▶ _TASK DETAILS_
Copy each line of the records that contains the word "Michigan".

▶ _DATASET RECORDS_
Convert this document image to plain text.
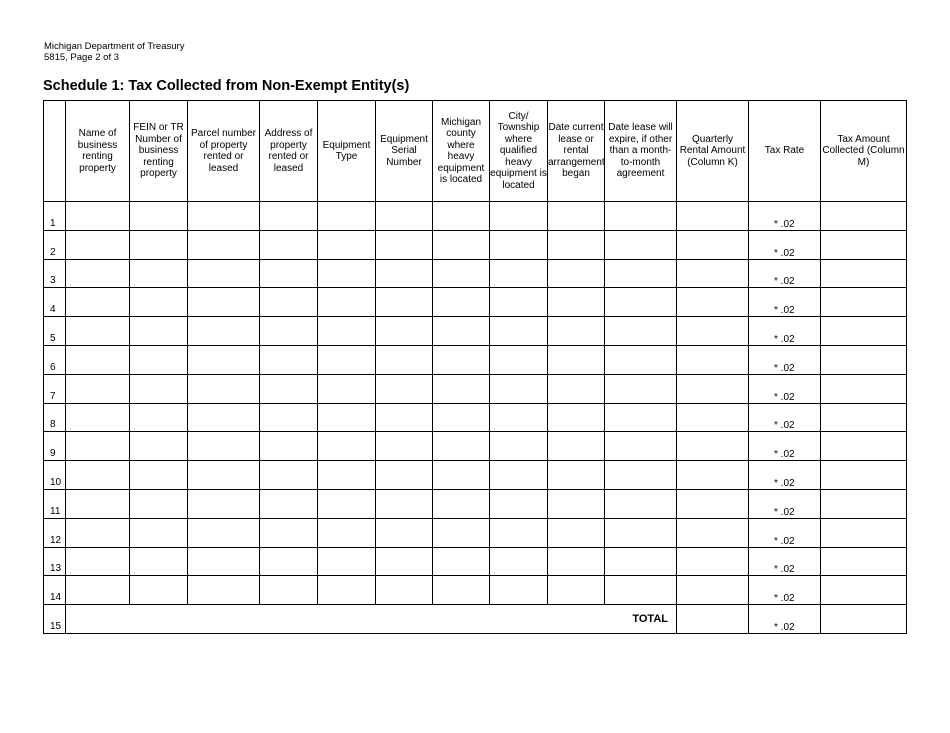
Michigan Department of Treasury
5815, Page 2 of 3
Schedule 1: Tax Collected from Non-Exempt Entity(s)
	Name of business renting property	FEIN or TR Number of business renting property	Parcel number of property rented or leased	Address of property rented or leased	Equipment Type	Equipment Serial Number	Michigan county where heavy equipment is located	City/ Township where qualified heavy equipment is located	Date current lease or rental arrangement began	Date lease will expire, if other than a month-to-month agreement	Quarterly Rental Amount (Column K)	Tax Rate	Tax Amount Collected (Column M)

1												* .02	

2												* .02	

3												* .02	

4												* .02	

5												* .02	

6												* .02	

7												* .02	

8												* .02	

9												* .02	

10												* .02	

11												* .02	

12												* .02	

13												* .02	

14												* .02	

15	TOTAL											* .02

▶ _TASK ANSWER_
Michigan Department of Treasury
	Name of business renting property	FEIN or TR Number of business renting property	Parcel number of property rented or leased	Address of property rented or leased	Equipment Type	Equipment Serial Number	Michigan county where heavy equipment is located	City/ Township where qualified heavy equipment is located	Date current lease or rental arrangement began	Date lease will expire, if other than a month-to-month agreement	Quarterly Rental Amount (Column K)	Tax Rate	Tax Amount Collected (Column M)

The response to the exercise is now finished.